> [Challenge]: Transcribe every entry word for word. Skip the pictures.

***** Record set *****

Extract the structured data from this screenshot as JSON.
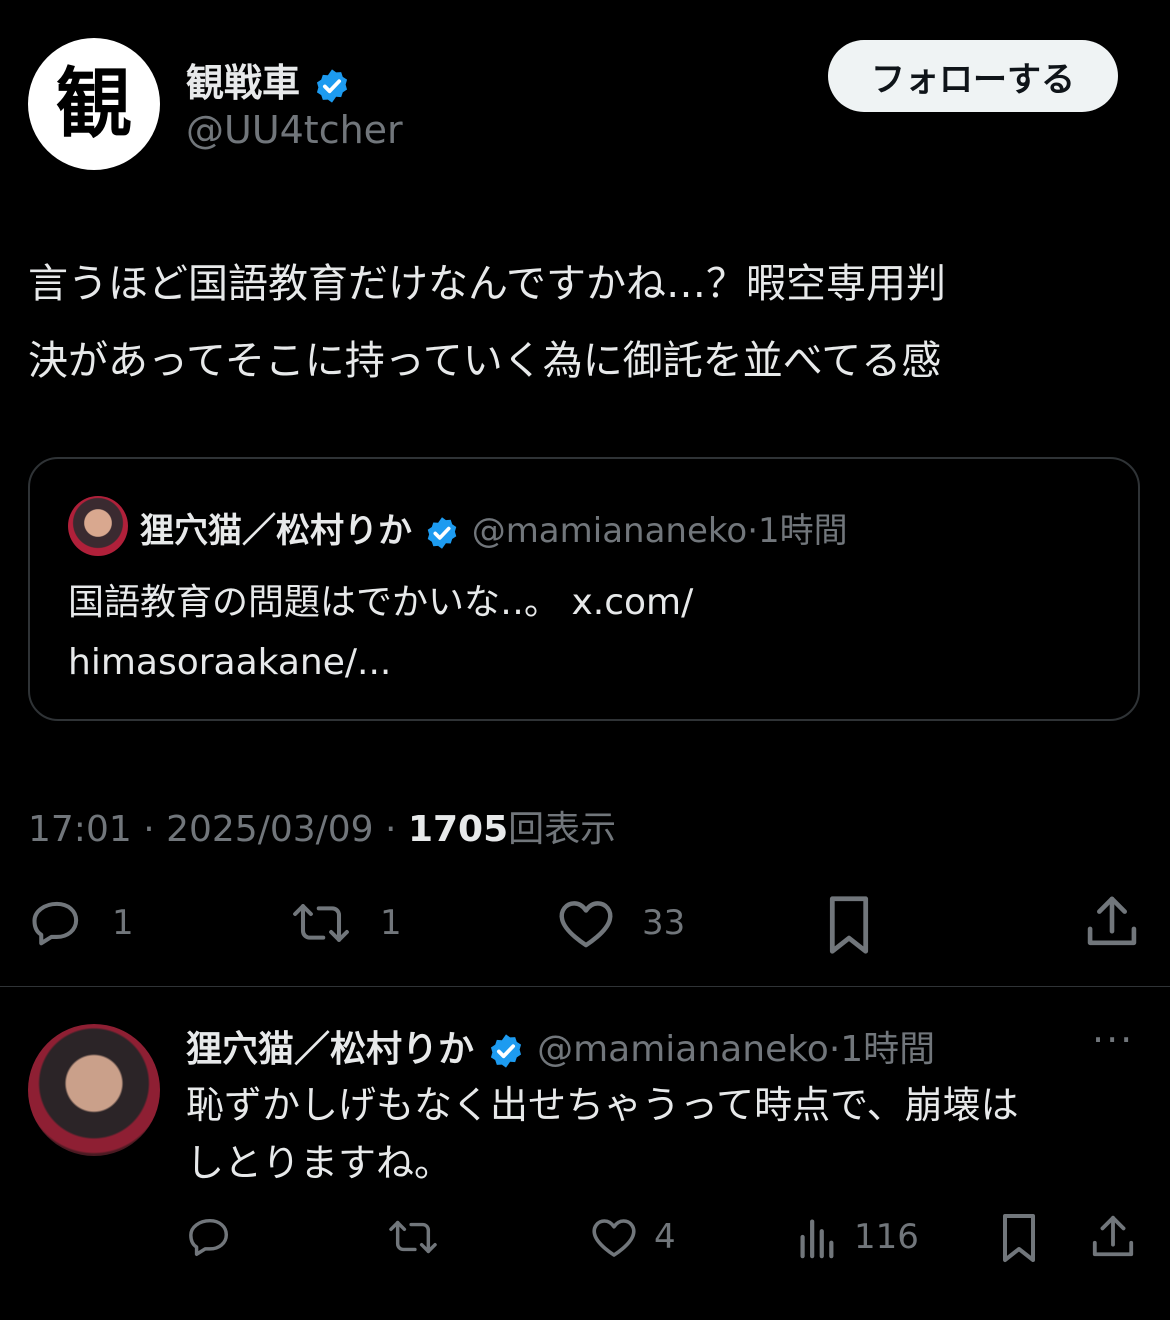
{
  "tweet": {
    "author_display": "観戦車",
    "author_handle": "@UU4tcher",
    "avatar_glyph": "観",
    "follow_label": "フォローする",
    "text_line1": "言うほど国語教育だけなんですかね…？暇空専用判",
    "text_line2": "決があってそこに持っていく為に御託を並べてる感",
    "quote": {
      "author_display": "狸穴猫／松村りか",
      "author_handle": "@mamiananeko",
      "time": "1時間",
      "text_line1": "国語教育の問題はでかいな‥。 x.com/",
      "text_line2": "himasoraakane/..."
    },
    "time": "17:01",
    "date": "2025/03/09",
    "views_count": "1705",
    "views_label": "回表示",
    "stats": {
      "replies": "1",
      "retweets": "1",
      "likes": "33"
    }
  },
  "reply": {
    "author_display": "狸穴猫／松村りか",
    "author_handle": "@mamiananeko",
    "time": "1時間",
    "text_line1": "恥ずかしげもなく出せちゃうって時点で、崩壊は",
    "text_line2": "しとりますね。",
    "stats": {
      "likes": "4",
      "views": "116"
    }
  },
  "colors": {
    "background": "#000000",
    "text": "#e7e9ea",
    "muted": "#71767b",
    "verified": "#1d9bf0",
    "border": "#2f3336"
  }
}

*****

> [Output]:
Extract the structured data from this screenshot as JSON.
{
  "tweet": {
    "author_display": "観戦車",
    "author_handle": "@UU4tcher",
    "avatar_glyph": "観",
    "follow_label": "フォローする",
    "text_line1": "言うほど国語教育だけなんですかね…？暇空専用判",
    "text_line2": "決があってそこに持っていく為に御託を並べてる感",
    "quote": {
      "author_display": "狸穴猫／松村りか",
      "author_handle": "@mamiananeko",
      "time": "1時間",
      "text_line1": "国語教育の問題はでかいな‥。 x.com/",
      "text_line2": "himasoraakane/..."
    },
    "time": "17:01",
    "date": "2025/03/09",
    "views_count": "1705",
    "views_label": "回表示",
    "stats": {
      "replies": "1",
      "retweets": "1",
      "likes": "33"
    }
  },
  "reply": {
    "author_display": "狸穴猫／松村りか",
    "author_handle": "@mamiananeko",
    "time": "1時間",
    "text_line1": "恥ずかしげもなく出せちゃうって時点で、崩壊は",
    "text_line2": "しとりますね。",
    "stats": {
      "likes": "4",
      "views": "116"
    }
  },
  "colors": {
    "background": "#000000",
    "text": "#e7e9ea",
    "muted": "#71767b",
    "verified": "#1d9bf0",
    "border": "#2f3336"
  }
}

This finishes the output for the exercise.